Collected data:
— Begin —

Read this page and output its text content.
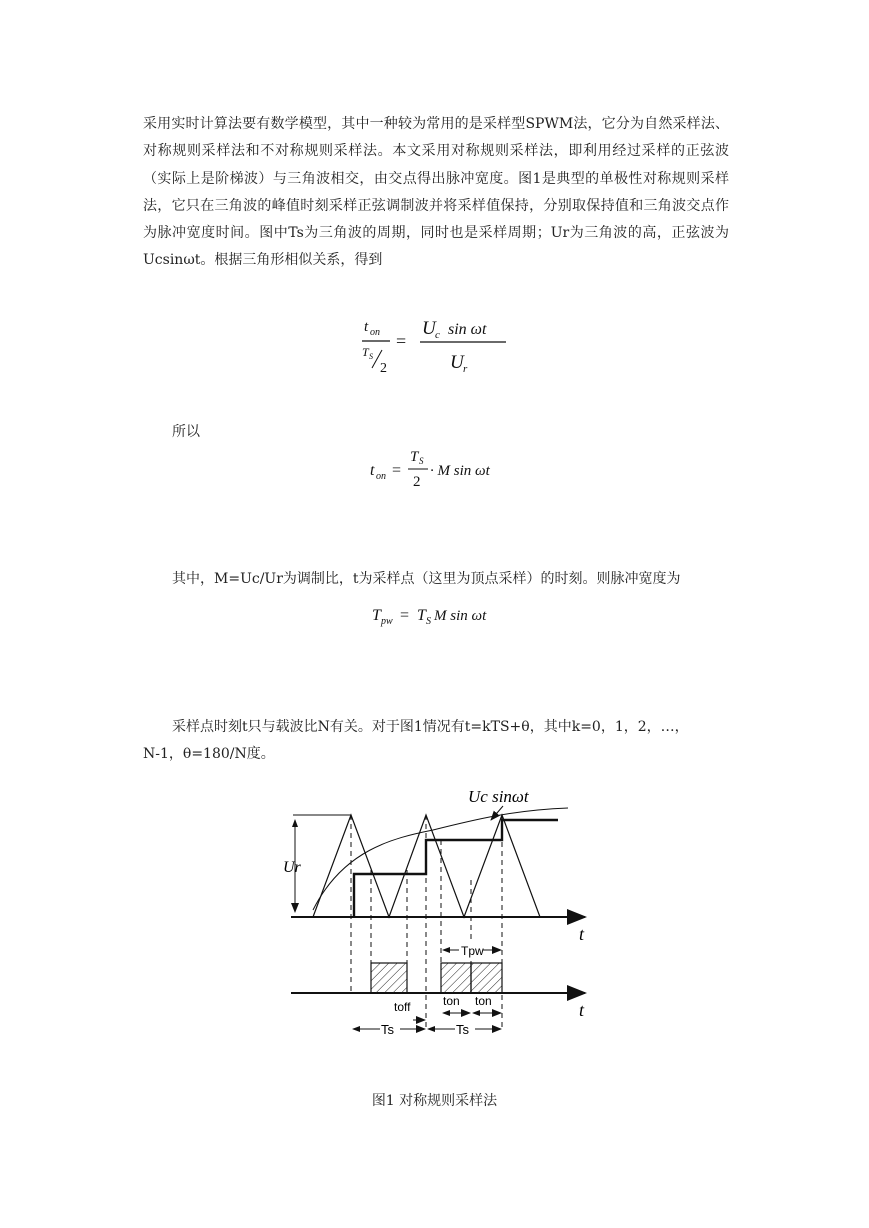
采用实时计算法要有数学模型，其中一种较为常用的是采样型SPWM法，它分为自然采样法、对称规则采样法和不对称规则采样法。本文采用对称规则采样法，即利用经过采样的正弦波（实际上是阶梯波）与三角波相交，由交点得出脉冲宽度。图1是典型的单极性对称规则采样法，它只在三角波的峰值时刻采样正弦调制波并将采样值保持，分别取保持值和三角波交点作为脉冲宽度时间。图中Ts为三角波的周期，同时也是采样周期；Ur为三角波的高，正弦波为Ucsinωt。根据三角形相似关系，得到

t on
T S
2
=
U c sin ωt
U r
所以
t on =
T S
2
· M sin ωt
其中，M=Uc/Ur为调制比，t为采样点（这里为顶点采样）的时刻。则脉冲宽度为
T pw = T S M sin ωt
采样点时刻t只与载波比N有关。对于图1情况有t=kTS+θ，其中k=0，1，2，…，
N-1，θ=180/N度。
t
Ur
Uc sinωt
Tpw
t
toff	ton ton
Ts	Ts
图1 对称规则采样法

— End —

What is needed ::
Pictures appear in the records above. Output everything except them, exactly.

Reply to the task ::
Read this page and output its text content.
采用实时计算法要有数学模型，其中一种较为常用的是采样型SPWM法，它分为自然采样法、对称规则采样法和不对称规则采样法。本文采用对称规则采样法，即利用经过采样的正弦波（实际上是阶梯波）与三角波相交，由交点得出脉冲宽度。图1是典型的单极性对称规则采样法，它只在三角波的峰值时刻采样正弦调制波并将采样值保持，分别取保持值和三角波交点作为脉冲宽度时间。图中Ts为三角波的周期，同时也是采样周期；Ur为三角波的高，正弦波为Ucsinωt。根据三角形相似关系，得到

t on
T S
2
=
U c sin ωt
U r
所以
t on =
T S
2
· M sin ωt
其中，M=Uc/Ur为调制比，t为采样点（这里为顶点采样）的时刻。则脉冲宽度为
T pw = T S M sin ωt
采样点时刻t只与载波比N有关。对于图1情况有t=kTS+θ，其中k=0，1，2，…，
N-1，θ=180/N度。
t
Ur
Uc sinωt
Tpw
t
toff	ton ton
Ts	Ts
图1 对称规则采样法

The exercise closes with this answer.